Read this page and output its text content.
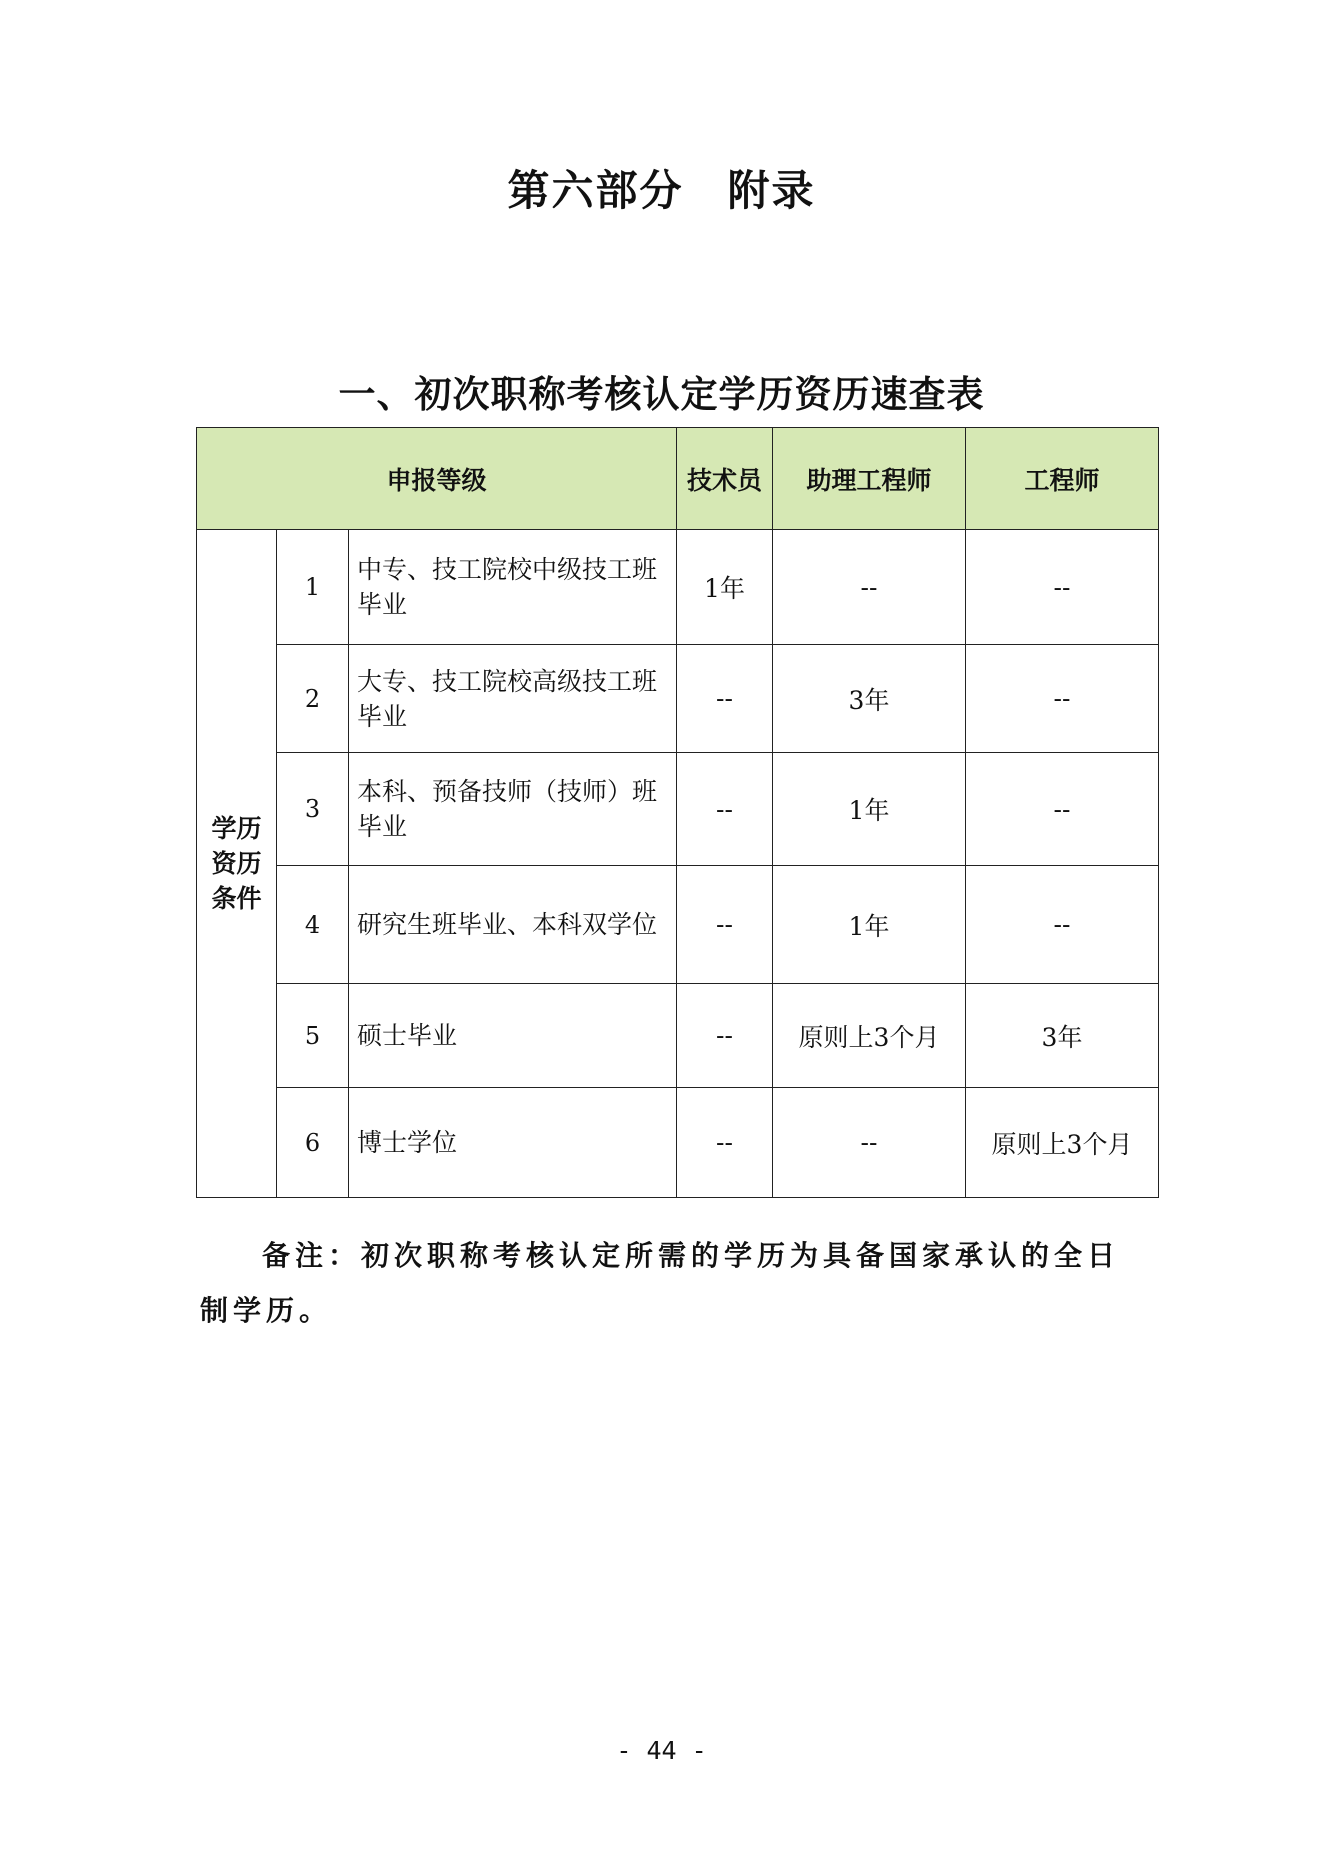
第六部分　附录
一、初次职称考核认定学历资历速查表
申报等级			技术员	助理工程师	工程师

学历资历条件	1	中专、技工院校中级技工班毕业	1年	--	--
	2	大专、技工院校高级技工班毕业	--	3年	--
	3	本科、预备技师（技师）班毕业	--	1年	--
	4	研究生班毕业、本科双学位	--	1年	--
	5	硕士毕业	--	原则上3个月	3年
	6	博士学位	--	--	原则上3个月

备注：初次职称考核认定所需的学历为具备国家承认的全日制学历。

- 44 -
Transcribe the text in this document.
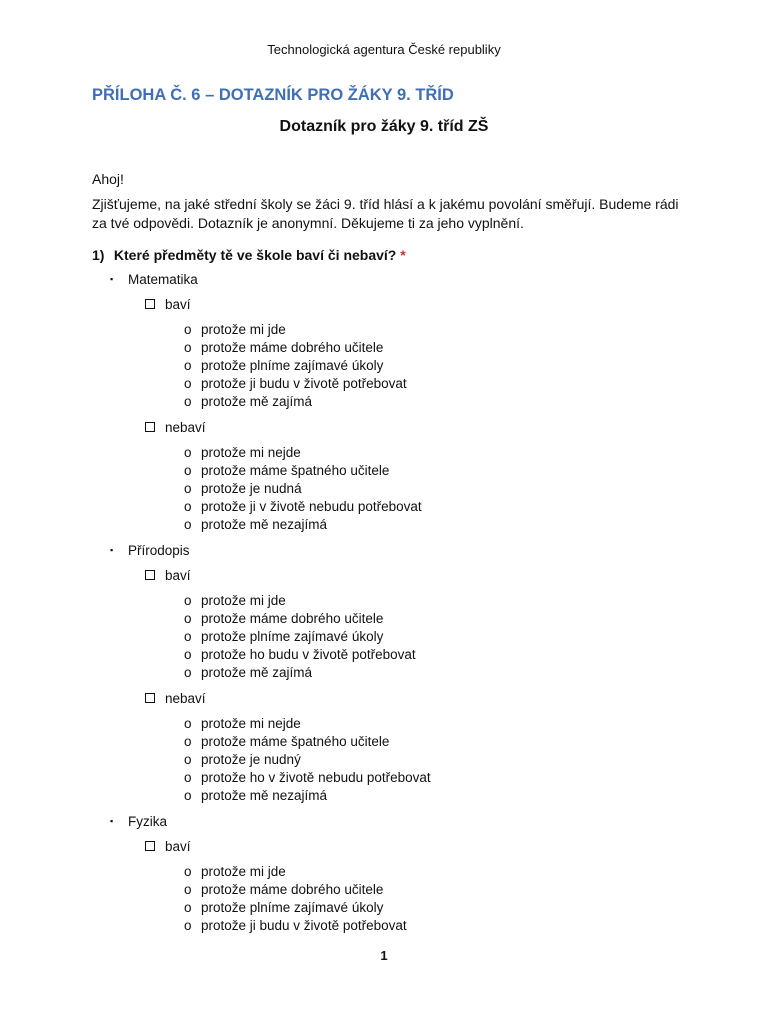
Technologická agentura České republiky
PŘÍLOHA Č. 6 – DOTAZNÍK PRO ŽÁKY 9. TŘÍD
Dotazník pro žáky 9. tříd ZŠ
Ahoj!
Zjišťujeme, na jaké střední školy se žáci 9. tříd hlásí a k jakému povolání směřují. Budeme rádi za tvé odpovědi. Dotazník je anonymní. Děkujeme ti za jeho vyplnění.
1) Které předměty tě ve škole baví či nebaví? *
▪ Matematika
baví
o protože mi jde
o protože máme dobrého učitele
o protože plníme zajímavé úkoly
o protože ji budu v životě potřebovat
o protože mě zajímá
nebaví
o protože mi nejde
o protože máme špatného učitele
o protože je nudná
o protože ji v životě nebudu potřebovat
o protože mě nezajímá
▪ Přírodopis
baví
o protože mi jde
o protože máme dobrého učitele
o protože plníme zajímavé úkoly
o protože ho budu v životě potřebovat
o protože mě zajímá
nebaví
o protože mi nejde
o protože máme špatného učitele
o protože je nudný
o protože ho v životě nebudu potřebovat
o protože mě nezajímá
▪ Fyzika
baví
o protože mi jde
o protože máme dobrého učitele
o protože plníme zajímavé úkoly
o protože ji budu v životě potřebovat
1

• _INSTRUCTION_: Show all lines from the listing above in which "potřebovat" appears.

• _OUTPUT FOR THIS EXERCISE_:
o protože ji budu v životě potřebovat
o protože ji v životě nebudu potřebovat
o protože ho budu v životě potřebovat
o protože ho v životě nebudu potřebovat
o protože ji budu v životě potřebovat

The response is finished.